◆ RECORDS PROVIDED
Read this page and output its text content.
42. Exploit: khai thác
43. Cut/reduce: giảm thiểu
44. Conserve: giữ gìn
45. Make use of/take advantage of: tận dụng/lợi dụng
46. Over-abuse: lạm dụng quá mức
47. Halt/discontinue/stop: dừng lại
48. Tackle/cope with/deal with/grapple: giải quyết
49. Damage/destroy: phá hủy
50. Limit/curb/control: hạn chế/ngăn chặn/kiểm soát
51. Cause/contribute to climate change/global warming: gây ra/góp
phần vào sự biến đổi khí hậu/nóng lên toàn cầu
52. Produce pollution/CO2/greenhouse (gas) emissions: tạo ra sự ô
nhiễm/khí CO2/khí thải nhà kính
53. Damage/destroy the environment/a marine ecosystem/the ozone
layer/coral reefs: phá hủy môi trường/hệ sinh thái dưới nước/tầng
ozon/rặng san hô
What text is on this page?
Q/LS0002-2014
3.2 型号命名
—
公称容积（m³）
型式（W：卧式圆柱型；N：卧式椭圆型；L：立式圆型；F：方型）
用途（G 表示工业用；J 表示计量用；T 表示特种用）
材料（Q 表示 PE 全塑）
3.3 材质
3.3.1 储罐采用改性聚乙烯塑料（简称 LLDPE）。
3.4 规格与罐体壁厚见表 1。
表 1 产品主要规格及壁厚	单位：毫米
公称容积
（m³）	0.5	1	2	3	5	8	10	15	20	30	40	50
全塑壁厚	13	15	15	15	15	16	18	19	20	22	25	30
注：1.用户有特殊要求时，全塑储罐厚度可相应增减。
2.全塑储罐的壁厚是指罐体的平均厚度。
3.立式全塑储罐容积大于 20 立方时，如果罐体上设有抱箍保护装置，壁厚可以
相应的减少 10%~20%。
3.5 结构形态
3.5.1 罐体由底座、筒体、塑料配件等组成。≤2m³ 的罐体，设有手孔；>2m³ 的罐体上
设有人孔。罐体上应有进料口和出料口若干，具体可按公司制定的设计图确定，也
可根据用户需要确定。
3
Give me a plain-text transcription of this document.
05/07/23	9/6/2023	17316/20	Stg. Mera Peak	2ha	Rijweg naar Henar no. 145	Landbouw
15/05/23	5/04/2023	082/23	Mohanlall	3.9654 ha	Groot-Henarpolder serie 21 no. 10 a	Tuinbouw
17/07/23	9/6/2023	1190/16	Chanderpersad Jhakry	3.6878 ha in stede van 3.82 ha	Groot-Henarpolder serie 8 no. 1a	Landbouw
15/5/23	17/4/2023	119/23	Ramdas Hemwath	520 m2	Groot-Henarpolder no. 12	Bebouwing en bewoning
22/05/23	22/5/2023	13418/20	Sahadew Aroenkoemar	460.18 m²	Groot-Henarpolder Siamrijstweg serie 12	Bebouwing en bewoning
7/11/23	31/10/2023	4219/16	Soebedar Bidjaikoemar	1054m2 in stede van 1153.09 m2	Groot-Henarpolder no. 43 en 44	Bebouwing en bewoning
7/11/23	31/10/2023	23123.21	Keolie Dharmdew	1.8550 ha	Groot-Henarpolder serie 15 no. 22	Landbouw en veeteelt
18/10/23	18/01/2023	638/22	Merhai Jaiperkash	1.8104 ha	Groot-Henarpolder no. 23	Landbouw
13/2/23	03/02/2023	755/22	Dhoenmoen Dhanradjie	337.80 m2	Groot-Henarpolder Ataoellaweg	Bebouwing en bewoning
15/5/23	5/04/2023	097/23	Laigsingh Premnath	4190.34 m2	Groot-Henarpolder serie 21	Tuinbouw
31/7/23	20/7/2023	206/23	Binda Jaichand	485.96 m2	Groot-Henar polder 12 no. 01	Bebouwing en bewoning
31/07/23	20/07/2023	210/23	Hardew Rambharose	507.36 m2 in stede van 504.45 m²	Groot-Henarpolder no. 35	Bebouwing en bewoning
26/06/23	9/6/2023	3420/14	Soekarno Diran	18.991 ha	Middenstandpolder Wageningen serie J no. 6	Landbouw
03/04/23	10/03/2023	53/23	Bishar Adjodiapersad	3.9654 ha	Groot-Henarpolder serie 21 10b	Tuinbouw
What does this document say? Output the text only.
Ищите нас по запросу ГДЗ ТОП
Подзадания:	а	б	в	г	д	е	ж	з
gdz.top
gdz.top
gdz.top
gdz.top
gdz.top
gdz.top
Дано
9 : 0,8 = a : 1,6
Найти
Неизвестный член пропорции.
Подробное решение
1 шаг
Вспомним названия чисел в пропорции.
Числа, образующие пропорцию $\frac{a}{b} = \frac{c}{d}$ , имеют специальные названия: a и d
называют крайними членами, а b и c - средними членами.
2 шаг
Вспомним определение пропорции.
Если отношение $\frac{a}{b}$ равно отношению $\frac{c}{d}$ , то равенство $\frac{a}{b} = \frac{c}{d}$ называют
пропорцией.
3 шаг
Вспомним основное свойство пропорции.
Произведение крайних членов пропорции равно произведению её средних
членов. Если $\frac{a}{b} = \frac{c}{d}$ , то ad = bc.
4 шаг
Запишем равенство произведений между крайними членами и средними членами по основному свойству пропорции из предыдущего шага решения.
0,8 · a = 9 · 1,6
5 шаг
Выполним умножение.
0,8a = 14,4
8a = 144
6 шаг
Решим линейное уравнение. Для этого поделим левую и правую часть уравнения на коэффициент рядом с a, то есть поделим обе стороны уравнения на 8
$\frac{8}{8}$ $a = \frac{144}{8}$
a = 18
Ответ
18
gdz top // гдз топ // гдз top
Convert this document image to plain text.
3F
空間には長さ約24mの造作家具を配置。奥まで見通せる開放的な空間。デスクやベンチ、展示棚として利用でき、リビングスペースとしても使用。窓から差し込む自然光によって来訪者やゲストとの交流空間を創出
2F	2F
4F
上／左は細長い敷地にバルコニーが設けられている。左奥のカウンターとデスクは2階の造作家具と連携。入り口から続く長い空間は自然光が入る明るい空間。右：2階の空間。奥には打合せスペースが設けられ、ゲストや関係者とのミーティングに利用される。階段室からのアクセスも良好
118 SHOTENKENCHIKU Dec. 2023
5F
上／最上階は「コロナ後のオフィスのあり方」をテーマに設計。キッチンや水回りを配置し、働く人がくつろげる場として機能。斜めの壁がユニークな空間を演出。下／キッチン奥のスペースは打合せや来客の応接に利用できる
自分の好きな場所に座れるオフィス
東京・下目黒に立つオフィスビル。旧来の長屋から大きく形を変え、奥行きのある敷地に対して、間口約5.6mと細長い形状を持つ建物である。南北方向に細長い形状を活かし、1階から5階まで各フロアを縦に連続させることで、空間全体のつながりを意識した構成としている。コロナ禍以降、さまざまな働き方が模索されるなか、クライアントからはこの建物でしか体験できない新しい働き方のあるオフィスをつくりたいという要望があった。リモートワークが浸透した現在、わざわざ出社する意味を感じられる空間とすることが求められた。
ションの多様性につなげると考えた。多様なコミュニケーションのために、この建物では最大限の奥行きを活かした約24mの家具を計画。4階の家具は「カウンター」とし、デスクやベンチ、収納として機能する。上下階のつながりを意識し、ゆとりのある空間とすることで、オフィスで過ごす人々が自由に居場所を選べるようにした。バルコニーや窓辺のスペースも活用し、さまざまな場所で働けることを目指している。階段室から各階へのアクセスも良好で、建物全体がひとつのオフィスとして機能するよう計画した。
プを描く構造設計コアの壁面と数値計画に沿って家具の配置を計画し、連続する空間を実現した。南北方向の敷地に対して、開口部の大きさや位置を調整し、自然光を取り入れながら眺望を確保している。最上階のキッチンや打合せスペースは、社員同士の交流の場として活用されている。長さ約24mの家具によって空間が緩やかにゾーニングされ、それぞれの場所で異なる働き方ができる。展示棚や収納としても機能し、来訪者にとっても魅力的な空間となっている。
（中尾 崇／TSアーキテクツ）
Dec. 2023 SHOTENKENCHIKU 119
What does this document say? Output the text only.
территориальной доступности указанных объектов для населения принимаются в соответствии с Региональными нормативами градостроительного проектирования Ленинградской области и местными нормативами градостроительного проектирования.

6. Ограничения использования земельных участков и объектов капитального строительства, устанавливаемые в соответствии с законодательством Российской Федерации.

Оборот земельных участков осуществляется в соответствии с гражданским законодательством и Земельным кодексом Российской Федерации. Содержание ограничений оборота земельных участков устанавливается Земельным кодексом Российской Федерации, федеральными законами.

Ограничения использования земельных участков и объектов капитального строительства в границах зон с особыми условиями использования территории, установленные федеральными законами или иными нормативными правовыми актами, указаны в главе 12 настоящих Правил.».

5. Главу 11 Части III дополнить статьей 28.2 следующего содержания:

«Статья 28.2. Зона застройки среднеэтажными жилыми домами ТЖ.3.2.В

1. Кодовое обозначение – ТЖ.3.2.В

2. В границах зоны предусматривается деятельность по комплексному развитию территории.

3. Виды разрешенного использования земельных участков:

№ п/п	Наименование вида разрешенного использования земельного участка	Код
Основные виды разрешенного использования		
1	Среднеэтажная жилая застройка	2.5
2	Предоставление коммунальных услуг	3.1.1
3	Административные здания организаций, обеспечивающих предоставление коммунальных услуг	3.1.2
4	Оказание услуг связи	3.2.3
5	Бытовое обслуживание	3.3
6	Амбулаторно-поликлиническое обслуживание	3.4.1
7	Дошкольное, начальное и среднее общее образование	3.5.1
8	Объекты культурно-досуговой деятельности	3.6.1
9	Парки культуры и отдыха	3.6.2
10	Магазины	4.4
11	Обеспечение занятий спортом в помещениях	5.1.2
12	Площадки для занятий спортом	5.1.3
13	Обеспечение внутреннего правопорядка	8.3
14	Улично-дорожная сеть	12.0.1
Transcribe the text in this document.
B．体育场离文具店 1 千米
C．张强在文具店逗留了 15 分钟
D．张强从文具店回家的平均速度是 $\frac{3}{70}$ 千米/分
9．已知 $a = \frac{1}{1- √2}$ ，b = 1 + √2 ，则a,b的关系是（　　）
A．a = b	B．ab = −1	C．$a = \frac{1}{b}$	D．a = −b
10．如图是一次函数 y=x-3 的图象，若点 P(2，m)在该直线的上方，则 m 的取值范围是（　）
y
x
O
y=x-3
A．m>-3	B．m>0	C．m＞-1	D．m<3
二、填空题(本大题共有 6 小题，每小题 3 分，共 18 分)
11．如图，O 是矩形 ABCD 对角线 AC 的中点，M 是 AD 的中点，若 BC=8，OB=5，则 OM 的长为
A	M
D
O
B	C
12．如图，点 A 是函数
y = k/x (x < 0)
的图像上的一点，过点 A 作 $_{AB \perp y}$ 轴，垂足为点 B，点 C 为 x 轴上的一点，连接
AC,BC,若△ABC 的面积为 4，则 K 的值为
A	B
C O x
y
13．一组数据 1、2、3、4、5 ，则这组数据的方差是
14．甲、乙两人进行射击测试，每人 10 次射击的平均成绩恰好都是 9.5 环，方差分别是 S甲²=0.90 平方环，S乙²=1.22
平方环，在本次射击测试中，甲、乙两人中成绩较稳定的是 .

◆ TO DO
From the data above, gather every line that includes the word "членами".

◆ TASK ANSWER
называют крайними членами, а b и c - средними членами.
Запишем равенство произведений между крайними членами и средними членами по основному свойству пропорции из предыдущего шага решения.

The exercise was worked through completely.